** Start Data in this exercise **

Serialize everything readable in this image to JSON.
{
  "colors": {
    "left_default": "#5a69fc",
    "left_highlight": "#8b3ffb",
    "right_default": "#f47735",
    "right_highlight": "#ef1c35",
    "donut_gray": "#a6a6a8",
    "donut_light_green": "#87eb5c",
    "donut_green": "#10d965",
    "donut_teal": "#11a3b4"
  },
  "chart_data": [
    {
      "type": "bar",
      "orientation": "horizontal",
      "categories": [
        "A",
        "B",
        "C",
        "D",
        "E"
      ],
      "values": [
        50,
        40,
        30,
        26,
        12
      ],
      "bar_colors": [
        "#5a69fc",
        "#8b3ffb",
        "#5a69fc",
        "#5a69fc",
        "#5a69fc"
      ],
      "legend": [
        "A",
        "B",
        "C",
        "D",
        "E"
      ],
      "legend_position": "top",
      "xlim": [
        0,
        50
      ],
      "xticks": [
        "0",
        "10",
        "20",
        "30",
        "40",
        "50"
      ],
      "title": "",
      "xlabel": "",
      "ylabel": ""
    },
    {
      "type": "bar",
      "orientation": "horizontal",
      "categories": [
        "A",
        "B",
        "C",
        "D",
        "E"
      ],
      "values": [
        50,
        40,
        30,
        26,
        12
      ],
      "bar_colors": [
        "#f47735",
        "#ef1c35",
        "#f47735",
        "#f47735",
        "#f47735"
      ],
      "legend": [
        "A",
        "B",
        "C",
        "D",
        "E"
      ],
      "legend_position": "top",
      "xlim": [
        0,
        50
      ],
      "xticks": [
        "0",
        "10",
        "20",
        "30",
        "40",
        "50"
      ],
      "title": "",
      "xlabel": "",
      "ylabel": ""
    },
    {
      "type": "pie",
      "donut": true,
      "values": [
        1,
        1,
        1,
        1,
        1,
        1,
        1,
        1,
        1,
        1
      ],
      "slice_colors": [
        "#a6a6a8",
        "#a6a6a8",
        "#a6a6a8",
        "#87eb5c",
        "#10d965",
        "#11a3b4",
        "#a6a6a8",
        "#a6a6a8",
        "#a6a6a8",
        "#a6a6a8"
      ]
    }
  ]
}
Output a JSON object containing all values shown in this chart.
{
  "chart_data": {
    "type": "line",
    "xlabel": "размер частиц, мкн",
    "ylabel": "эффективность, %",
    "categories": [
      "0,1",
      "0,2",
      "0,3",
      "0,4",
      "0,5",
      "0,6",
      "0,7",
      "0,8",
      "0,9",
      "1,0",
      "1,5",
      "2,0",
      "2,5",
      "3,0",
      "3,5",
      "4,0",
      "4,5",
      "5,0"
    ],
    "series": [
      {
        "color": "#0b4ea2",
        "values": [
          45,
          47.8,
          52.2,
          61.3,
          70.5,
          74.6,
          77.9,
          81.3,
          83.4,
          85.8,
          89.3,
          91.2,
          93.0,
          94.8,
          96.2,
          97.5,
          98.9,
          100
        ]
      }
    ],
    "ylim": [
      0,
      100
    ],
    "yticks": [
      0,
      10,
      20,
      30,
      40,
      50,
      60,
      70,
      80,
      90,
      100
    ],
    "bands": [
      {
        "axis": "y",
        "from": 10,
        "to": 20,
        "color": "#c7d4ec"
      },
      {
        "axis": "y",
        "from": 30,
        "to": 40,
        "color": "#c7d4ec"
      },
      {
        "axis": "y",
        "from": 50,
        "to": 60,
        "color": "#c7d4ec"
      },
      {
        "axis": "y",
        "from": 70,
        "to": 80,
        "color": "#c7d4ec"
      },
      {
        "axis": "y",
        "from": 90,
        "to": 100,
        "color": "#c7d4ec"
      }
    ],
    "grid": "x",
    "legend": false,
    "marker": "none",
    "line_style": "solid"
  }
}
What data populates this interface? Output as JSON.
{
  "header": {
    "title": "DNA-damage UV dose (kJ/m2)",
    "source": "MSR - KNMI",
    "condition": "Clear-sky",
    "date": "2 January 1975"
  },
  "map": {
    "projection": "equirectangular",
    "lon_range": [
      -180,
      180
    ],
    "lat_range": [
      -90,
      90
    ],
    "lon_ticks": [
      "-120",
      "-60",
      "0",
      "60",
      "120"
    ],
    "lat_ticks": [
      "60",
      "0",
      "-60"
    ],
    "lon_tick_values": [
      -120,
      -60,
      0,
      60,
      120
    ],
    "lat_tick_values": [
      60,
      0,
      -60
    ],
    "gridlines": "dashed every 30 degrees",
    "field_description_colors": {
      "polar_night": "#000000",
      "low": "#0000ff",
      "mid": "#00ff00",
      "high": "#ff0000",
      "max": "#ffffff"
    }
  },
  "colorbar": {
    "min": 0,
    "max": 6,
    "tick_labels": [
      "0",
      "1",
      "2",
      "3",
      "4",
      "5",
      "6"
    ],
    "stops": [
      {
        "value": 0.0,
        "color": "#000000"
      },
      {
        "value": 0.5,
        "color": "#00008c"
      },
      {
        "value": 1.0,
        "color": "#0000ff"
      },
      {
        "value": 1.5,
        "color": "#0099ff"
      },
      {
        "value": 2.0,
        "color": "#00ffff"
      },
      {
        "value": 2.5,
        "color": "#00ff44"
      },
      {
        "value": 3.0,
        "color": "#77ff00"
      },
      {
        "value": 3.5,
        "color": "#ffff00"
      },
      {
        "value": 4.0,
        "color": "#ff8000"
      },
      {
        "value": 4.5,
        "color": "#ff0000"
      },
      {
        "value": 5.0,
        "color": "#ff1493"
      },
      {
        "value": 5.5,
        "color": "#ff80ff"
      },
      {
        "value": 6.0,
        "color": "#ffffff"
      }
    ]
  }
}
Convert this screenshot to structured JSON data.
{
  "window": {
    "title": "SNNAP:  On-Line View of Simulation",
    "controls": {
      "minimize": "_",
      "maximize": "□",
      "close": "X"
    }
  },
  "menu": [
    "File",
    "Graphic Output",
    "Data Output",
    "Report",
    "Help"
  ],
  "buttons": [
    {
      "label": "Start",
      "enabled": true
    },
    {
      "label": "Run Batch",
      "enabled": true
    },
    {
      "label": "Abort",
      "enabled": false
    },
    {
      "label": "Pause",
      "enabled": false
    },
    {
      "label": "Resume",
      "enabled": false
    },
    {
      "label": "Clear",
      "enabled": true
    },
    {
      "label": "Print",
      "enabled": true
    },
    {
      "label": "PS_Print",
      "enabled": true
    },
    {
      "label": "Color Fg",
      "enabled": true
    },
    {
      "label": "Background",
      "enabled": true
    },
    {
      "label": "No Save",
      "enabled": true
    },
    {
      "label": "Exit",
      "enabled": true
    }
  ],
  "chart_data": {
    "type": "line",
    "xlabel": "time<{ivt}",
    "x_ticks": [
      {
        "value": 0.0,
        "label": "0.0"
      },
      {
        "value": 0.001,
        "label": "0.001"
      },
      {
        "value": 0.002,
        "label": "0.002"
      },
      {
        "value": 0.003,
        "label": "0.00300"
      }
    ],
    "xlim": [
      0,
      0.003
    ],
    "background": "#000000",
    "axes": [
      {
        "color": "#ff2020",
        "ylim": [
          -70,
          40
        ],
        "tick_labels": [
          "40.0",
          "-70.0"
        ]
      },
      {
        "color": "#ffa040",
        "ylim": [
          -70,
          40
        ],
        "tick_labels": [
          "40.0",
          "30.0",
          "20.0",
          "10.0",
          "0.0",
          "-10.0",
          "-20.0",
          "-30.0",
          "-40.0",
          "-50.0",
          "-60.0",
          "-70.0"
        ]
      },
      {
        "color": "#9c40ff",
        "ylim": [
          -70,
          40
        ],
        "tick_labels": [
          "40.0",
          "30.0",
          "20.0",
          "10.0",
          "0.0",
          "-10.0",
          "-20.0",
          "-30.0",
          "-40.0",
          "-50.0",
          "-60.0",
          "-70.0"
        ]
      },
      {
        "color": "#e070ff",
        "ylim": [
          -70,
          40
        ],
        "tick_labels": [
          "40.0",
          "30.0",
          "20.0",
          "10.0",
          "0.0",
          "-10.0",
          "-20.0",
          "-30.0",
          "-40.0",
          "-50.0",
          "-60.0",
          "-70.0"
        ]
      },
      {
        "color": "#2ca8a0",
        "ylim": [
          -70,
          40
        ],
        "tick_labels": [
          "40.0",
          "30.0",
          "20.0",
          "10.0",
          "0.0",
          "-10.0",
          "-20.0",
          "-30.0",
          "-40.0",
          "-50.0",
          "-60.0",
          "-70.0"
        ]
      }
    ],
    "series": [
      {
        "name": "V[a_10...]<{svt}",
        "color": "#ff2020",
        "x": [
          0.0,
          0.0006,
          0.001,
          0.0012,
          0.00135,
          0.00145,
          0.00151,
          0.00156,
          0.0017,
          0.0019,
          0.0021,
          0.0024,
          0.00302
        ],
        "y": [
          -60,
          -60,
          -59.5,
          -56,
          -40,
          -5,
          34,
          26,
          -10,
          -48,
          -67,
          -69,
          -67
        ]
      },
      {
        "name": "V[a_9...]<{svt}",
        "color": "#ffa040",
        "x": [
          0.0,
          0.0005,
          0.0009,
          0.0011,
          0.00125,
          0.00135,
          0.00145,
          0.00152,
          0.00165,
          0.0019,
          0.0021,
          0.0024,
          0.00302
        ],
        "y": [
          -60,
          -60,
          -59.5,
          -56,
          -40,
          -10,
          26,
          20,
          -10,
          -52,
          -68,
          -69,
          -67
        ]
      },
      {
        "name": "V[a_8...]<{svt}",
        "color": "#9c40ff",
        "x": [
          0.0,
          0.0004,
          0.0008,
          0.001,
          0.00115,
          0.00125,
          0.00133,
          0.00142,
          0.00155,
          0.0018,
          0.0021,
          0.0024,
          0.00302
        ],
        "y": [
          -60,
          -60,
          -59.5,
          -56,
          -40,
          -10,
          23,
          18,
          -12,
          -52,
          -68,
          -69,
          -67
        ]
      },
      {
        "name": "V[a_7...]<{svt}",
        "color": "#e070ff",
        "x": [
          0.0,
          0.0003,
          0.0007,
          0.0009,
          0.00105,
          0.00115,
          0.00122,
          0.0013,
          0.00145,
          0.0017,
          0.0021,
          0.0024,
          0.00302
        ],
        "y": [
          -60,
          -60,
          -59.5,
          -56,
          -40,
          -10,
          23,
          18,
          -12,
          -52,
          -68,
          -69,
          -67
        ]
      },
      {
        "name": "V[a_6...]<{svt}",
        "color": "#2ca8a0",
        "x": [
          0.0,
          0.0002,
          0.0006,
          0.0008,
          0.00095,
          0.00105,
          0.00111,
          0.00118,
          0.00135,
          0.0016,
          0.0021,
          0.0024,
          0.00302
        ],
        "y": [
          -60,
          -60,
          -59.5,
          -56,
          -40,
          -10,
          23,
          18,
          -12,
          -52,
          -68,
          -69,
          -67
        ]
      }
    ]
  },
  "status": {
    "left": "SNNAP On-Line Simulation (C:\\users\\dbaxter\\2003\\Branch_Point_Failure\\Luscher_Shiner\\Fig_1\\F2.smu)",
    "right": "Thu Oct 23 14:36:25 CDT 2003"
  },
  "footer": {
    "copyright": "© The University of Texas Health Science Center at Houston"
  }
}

** End Data in this exercise **

Exercise instructions
Identify each line in the records above that contains the word "xlabel", and copy it out in full.

Task response
      "xlabel": "",
      "xlabel": "",
    "xlabel": "размер частиц, мкн",
    "xlabel": "time<{ivt}",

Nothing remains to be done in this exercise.